# [Data entries]
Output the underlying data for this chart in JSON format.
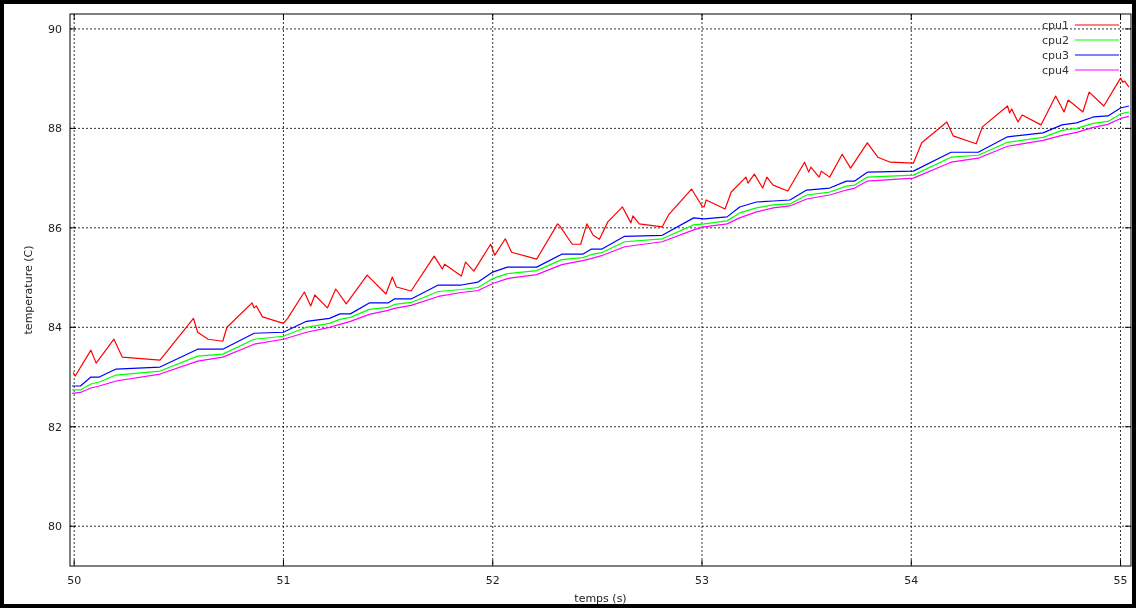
{
  "chart_data": {
    "type": "line",
    "xlabel": "temps (s)",
    "ylabel": "temperature (C)",
    "xlim": [
      49.98,
      55.05
    ],
    "xticks": [
      50,
      51,
      52,
      53,
      54,
      55
    ],
    "ylim": [
      79.2,
      90.3
    ],
    "yticks": [
      80,
      82,
      84,
      86,
      88,
      90
    ],
    "grid": true,
    "legend": "top right",
    "line_style": "solid",
    "marker": "none",
    "series": [
      {
        "name": "cpu1",
        "color": "#ff0000",
        "x": [
          49.995,
          50.005,
          50.08,
          50.105,
          50.19,
          50.23,
          50.41,
          50.57,
          50.59,
          50.64,
          50.71,
          50.73,
          50.85,
          50.86,
          50.87,
          50.9,
          51.0,
          51.02,
          51.1,
          51.13,
          51.15,
          51.21,
          51.25,
          51.3,
          51.4,
          51.49,
          51.52,
          51.54,
          51.61,
          51.72,
          51.76,
          51.77,
          51.85,
          51.87,
          51.91,
          51.99,
          52.01,
          52.06,
          52.09,
          52.21,
          52.31,
          52.32,
          52.38,
          52.42,
          52.45,
          52.48,
          52.51,
          52.55,
          52.62,
          52.66,
          52.67,
          52.7,
          52.81,
          52.84,
          52.95,
          53.0,
          53.01,
          53.02,
          53.11,
          53.14,
          53.21,
          53.22,
          53.25,
          53.29,
          53.31,
          53.34,
          53.41,
          53.49,
          53.51,
          53.52,
          53.56,
          53.57,
          53.61,
          53.67,
          53.71,
          53.79,
          53.84,
          53.9,
          54.01,
          54.05,
          54.17,
          54.2,
          54.31,
          54.34,
          54.46,
          54.47,
          54.48,
          54.51,
          54.53,
          54.62,
          54.69,
          54.73,
          54.75,
          54.82,
          54.85,
          54.92,
          55.0,
          55.01,
          55.02,
          55.04
        ],
        "values": [
          83.09,
          83.02,
          83.54,
          83.28,
          83.76,
          83.4,
          83.34,
          84.18,
          83.9,
          83.76,
          83.72,
          84.0,
          84.49,
          84.39,
          84.43,
          84.21,
          84.08,
          84.18,
          84.71,
          84.43,
          84.65,
          84.39,
          84.77,
          84.47,
          85.05,
          84.67,
          85.01,
          84.81,
          84.73,
          85.43,
          85.17,
          85.27,
          85.03,
          85.31,
          85.13,
          85.67,
          85.45,
          85.78,
          85.51,
          85.37,
          86.08,
          86.04,
          85.67,
          85.67,
          86.08,
          85.85,
          85.77,
          86.12,
          86.42,
          86.1,
          86.24,
          86.08,
          86.02,
          86.26,
          86.78,
          86.44,
          86.42,
          86.56,
          86.38,
          86.72,
          87.02,
          86.9,
          87.08,
          86.8,
          87.02,
          86.86,
          86.74,
          87.32,
          87.12,
          87.22,
          87.02,
          87.14,
          87.02,
          87.48,
          87.2,
          87.71,
          87.42,
          87.32,
          87.3,
          87.71,
          88.13,
          87.85,
          87.69,
          88.03,
          88.45,
          88.31,
          88.39,
          88.13,
          88.27,
          88.07,
          88.65,
          88.33,
          88.57,
          88.33,
          88.73,
          88.45,
          89.01,
          88.93,
          88.95,
          88.83
        ]
      },
      {
        "name": "cpu2",
        "color": "#00ff00",
        "x": [
          49.99,
          50.03,
          50.08,
          50.12,
          50.2,
          50.41,
          50.59,
          50.71,
          50.86,
          51.0,
          51.11,
          51.22,
          51.27,
          51.32,
          51.41,
          51.5,
          51.53,
          51.61,
          51.74,
          51.85,
          51.93,
          52.0,
          52.07,
          52.21,
          52.33,
          52.43,
          52.47,
          52.52,
          52.63,
          52.81,
          52.96,
          53.01,
          53.12,
          53.18,
          53.26,
          53.34,
          53.42,
          53.5,
          53.61,
          53.69,
          53.73,
          53.79,
          54.01,
          54.19,
          54.32,
          54.46,
          54.63,
          54.72,
          54.79,
          54.87,
          54.94,
          55.0,
          55.04
        ],
        "values": [
          82.74,
          82.74,
          82.86,
          82.9,
          83.04,
          83.12,
          83.42,
          83.46,
          83.76,
          83.82,
          84.0,
          84.08,
          84.16,
          84.2,
          84.36,
          84.4,
          84.46,
          84.5,
          84.72,
          84.76,
          84.8,
          84.98,
          85.08,
          85.14,
          85.36,
          85.4,
          85.46,
          85.5,
          85.72,
          85.78,
          86.06,
          86.08,
          86.14,
          86.3,
          86.4,
          86.46,
          86.48,
          86.66,
          86.72,
          86.84,
          86.86,
          87.02,
          87.06,
          87.42,
          87.46,
          87.72,
          87.82,
          87.96,
          88.0,
          88.1,
          88.14,
          88.29,
          88.33
        ]
      },
      {
        "name": "cpu3",
        "color": "#0000ff",
        "x": [
          49.99,
          50.03,
          50.08,
          50.12,
          50.2,
          50.41,
          50.59,
          50.71,
          50.86,
          51.0,
          51.11,
          51.22,
          51.27,
          51.32,
          51.41,
          51.5,
          51.53,
          51.61,
          51.74,
          51.85,
          51.93,
          52.0,
          52.07,
          52.21,
          52.33,
          52.43,
          52.47,
          52.52,
          52.63,
          52.81,
          52.96,
          53.01,
          53.12,
          53.18,
          53.26,
          53.34,
          53.42,
          53.5,
          53.61,
          53.69,
          53.73,
          53.79,
          54.01,
          54.19,
          54.32,
          54.46,
          54.63,
          54.72,
          54.79,
          54.87,
          54.94,
          55.0,
          55.04
        ],
        "values": [
          82.82,
          82.82,
          83.0,
          83.0,
          83.16,
          83.2,
          83.56,
          83.56,
          83.88,
          83.9,
          84.12,
          84.18,
          84.27,
          84.27,
          84.49,
          84.49,
          84.57,
          84.57,
          84.85,
          84.85,
          84.91,
          85.11,
          85.21,
          85.21,
          85.47,
          85.47,
          85.57,
          85.57,
          85.83,
          85.85,
          86.2,
          86.18,
          86.22,
          86.42,
          86.52,
          86.54,
          86.56,
          86.76,
          86.8,
          86.94,
          86.94,
          87.12,
          87.14,
          87.52,
          87.52,
          87.83,
          87.91,
          88.07,
          88.11,
          88.23,
          88.25,
          88.41,
          88.45
        ]
      },
      {
        "name": "cpu4",
        "color": "#ff00ff",
        "x": [
          49.99,
          50.03,
          50.08,
          50.12,
          50.2,
          50.41,
          50.59,
          50.71,
          50.86,
          51.0,
          51.11,
          51.22,
          51.27,
          51.32,
          51.41,
          51.5,
          51.53,
          51.61,
          51.74,
          51.85,
          51.93,
          52.0,
          52.07,
          52.21,
          52.33,
          52.43,
          52.47,
          52.52,
          52.63,
          52.81,
          52.96,
          53.01,
          53.12,
          53.18,
          53.26,
          53.34,
          53.42,
          53.5,
          53.61,
          53.69,
          53.73,
          53.79,
          54.01,
          54.19,
          54.32,
          54.46,
          54.63,
          54.72,
          54.79,
          54.87,
          54.94,
          55.0,
          55.04
        ],
        "values": [
          82.67,
          82.69,
          82.78,
          82.82,
          82.92,
          83.06,
          83.32,
          83.4,
          83.66,
          83.76,
          83.9,
          84.0,
          84.06,
          84.12,
          84.26,
          84.34,
          84.38,
          84.44,
          84.62,
          84.7,
          84.74,
          84.88,
          84.98,
          85.06,
          85.26,
          85.34,
          85.38,
          85.44,
          85.62,
          85.72,
          85.96,
          86.02,
          86.08,
          86.2,
          86.32,
          86.4,
          86.44,
          86.58,
          86.66,
          86.76,
          86.8,
          86.94,
          87.0,
          87.32,
          87.4,
          87.64,
          87.76,
          87.86,
          87.92,
          88.02,
          88.08,
          88.2,
          88.24
        ]
      }
    ]
  }
}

# [WORK INSTRUCTIONS]
Only a number is needed: how many lines of the material above contain "color"?

# [ANSWER FOR THIS EXERCISE]
4